**Exercise goal:**
Transcribe each entry exactly as it appears, leaving out any picture it holds.

=-=-=-=-=

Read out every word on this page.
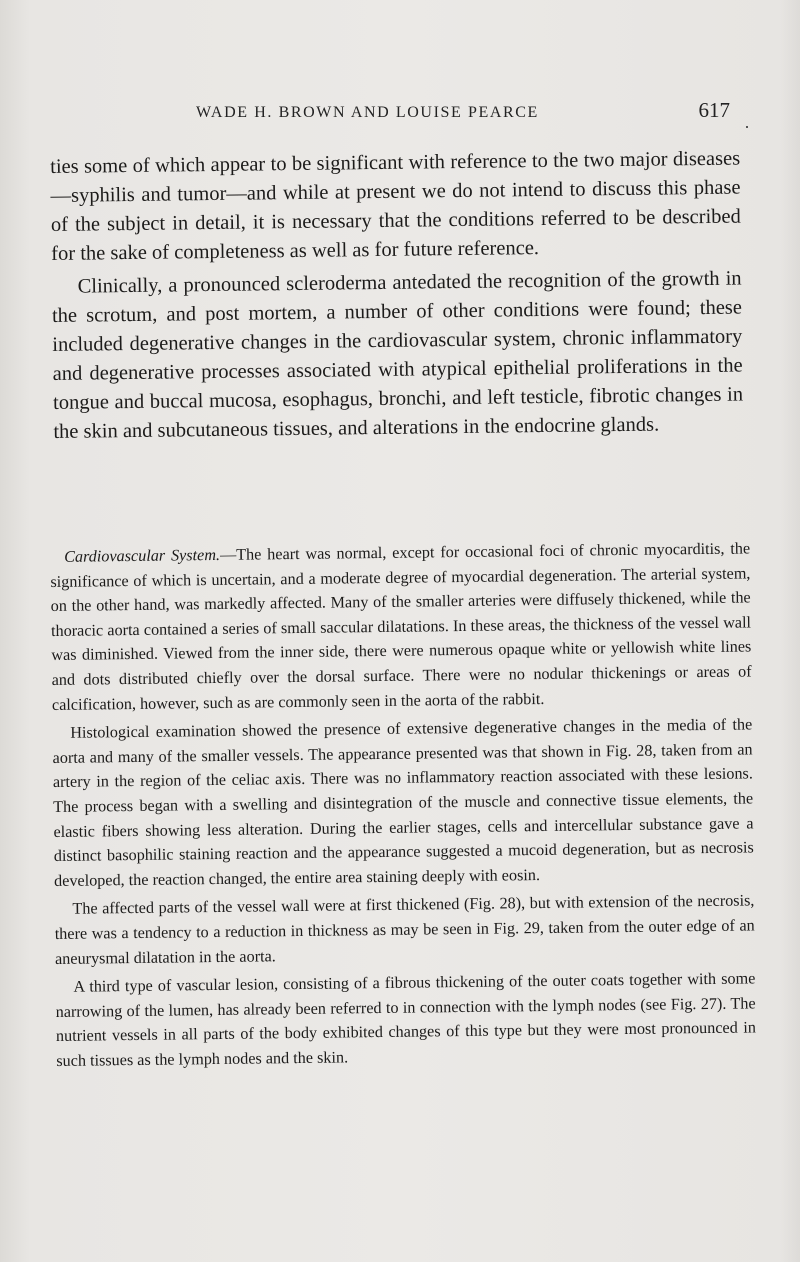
WADE H. BROWN AND LOUISE PEARCE	617

ties some of which appear to be significant with reference to the two major diseases—syphilis and tumor—and while at present we do not intend to discuss this phase of the subject in detail, it is necessary that the conditions referred to be described for the sake of completeness as well as for future reference.

Clinically, a pronounced scleroderma antedated the recognition of the growth in the scrotum, and post mortem, a number of other conditions were found; these included degenerative changes in the cardiovascular system, chronic inflammatory and degenerative processes associated with atypical epithelial proliferations in the tongue and buccal mucosa, esophagus, bronchi, and left testicle, fibrotic changes in the skin and subcutaneous tissues, and alterations in the endocrine glands.

Cardiovascular System.—The heart was normal, except for occasional foci of chronic myocarditis, the significance of which is uncertain, and a moderate degree of myocardial degeneration. The arterial system, on the other hand, was markedly affected. Many of the smaller arteries were diffusely thickened, while the thoracic aorta contained a series of small saccular dilatations. In these areas, the thickness of the vessel wall was diminished. Viewed from the inner side, there were numerous opaque white or yellowish white lines and dots distributed chiefly over the dorsal surface. There were no nodular thickenings or areas of calcification, however, such as are commonly seen in the aorta of the rabbit.

Histological examination showed the presence of extensive degenerative changes in the media of the aorta and many of the smaller vessels. The appearance presented was that shown in Fig. 28, taken from an artery in the region of the celiac axis. There was no inflammatory reaction associated with these lesions. The process began with a swelling and disintegration of the muscle and connective tissue elements, the elastic fibers showing less alteration. During the earlier stages, cells and intercellular substance gave a distinct basophilic staining reaction and the appearance suggested a mucoid degeneration, but as necrosis developed, the reaction changed, the entire area staining deeply with eosin.

The affected parts of the vessel wall were at first thickened (Fig. 28), but with extension of the necrosis, there was a tendency to a reduction in thickness as may be seen in Fig. 29, taken from the outer edge of an aneurysmal dilatation in the aorta.

A third type of vascular lesion, consisting of a fibrous thickening of the outer coats together with some narrowing of the lumen, has already been referred to in connection with the lymph nodes (see Fig. 27). The nutrient vessels in all parts of the body exhibited changes of this type but they were most pronounced in such tissues as the lymph nodes and the skin.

=-=-=-=-=

**Task response:**
Read out every word on this page.
WADE H. BROWN AND LOUISE PEARCE	617

ties some of which appear to be significant with reference to the two major diseases—syphilis and tumor—and while at present we do not intend to discuss this phase of the subject in detail, it is necessary that the conditions referred to be described for the sake of completeness as well as for future reference.

Clinically, a pronounced scleroderma antedated the recognition of the growth in the scrotum, and post mortem, a number of other conditions were found; these included degenerative changes in the cardiovascular system, chronic inflammatory and degenerative processes associated with atypical epithelial proliferations in the tongue and buccal mucosa, esophagus, bronchi, and left testicle, fibrotic changes in the skin and subcutaneous tissues, and alterations in the endocrine glands.

Cardiovascular System.—The heart was normal, except for occasional foci of chronic myocarditis, the significance of which is uncertain, and a moderate degree of myocardial degeneration. The arterial system, on the other hand, was markedly affected. Many of the smaller arteries were diffusely thickened, while the thoracic aorta contained a series of small saccular dilatations. In these areas, the thickness of the vessel wall was diminished. Viewed from the inner side, there were numerous opaque white or yellowish white lines and dots distributed chiefly over the dorsal surface. There were no nodular thickenings or areas of calcification, however, such as are commonly seen in the aorta of the rabbit.

Histological examination showed the presence of extensive degenerative changes in the media of the aorta and many of the smaller vessels. The appearance presented was that shown in Fig. 28, taken from an artery in the region of the celiac axis. There was no inflammatory reaction associated with these lesions. The process began with a swelling and disintegration of the muscle and connective tissue elements, the elastic fibers showing less alteration. During the earlier stages, cells and intercellular substance gave a distinct basophilic staining reaction and the appearance suggested a mucoid degeneration, but as necrosis developed, the reaction changed, the entire area staining deeply with eosin.

The affected parts of the vessel wall were at first thickened (Fig. 28), but with extension of the necrosis, there was a tendency to a reduction in thickness as may be seen in Fig. 29, taken from the outer edge of an aneurysmal dilatation in the aorta.

A third type of vascular lesion, consisting of a fibrous thickening of the outer coats together with some narrowing of the lumen, has already been referred to in connection with the lymph nodes (see Fig. 27). The nutrient vessels in all parts of the body exhibited changes of this type but they were most pronounced in such tissues as the lymph nodes and the skin.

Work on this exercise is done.